Task description - Wherever a line holds the word "wirst", copy that line out.

•••••

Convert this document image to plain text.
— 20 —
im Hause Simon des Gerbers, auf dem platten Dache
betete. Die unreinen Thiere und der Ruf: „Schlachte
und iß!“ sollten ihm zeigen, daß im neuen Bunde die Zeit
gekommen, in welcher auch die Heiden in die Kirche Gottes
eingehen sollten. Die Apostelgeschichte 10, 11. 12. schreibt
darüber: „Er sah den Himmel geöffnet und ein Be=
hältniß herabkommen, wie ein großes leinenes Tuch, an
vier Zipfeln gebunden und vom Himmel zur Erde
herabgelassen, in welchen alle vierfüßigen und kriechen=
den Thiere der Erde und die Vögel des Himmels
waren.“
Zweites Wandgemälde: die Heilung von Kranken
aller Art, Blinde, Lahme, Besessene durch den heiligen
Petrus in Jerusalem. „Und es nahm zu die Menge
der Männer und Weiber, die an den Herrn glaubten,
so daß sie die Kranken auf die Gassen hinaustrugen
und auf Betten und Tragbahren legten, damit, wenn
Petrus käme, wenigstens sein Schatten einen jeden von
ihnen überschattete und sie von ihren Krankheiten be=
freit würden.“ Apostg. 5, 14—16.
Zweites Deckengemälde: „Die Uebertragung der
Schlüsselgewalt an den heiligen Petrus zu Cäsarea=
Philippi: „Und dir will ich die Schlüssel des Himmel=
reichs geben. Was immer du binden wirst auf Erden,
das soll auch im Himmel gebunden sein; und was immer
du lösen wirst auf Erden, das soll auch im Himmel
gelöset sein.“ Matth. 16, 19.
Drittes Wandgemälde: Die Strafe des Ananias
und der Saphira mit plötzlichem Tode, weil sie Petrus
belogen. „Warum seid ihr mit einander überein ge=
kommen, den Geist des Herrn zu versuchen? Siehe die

•••••

Correct output -
reichs geben. Was immer du binden wirst auf Erden,
du lösen wirst auf Erden, das soll auch im Himmel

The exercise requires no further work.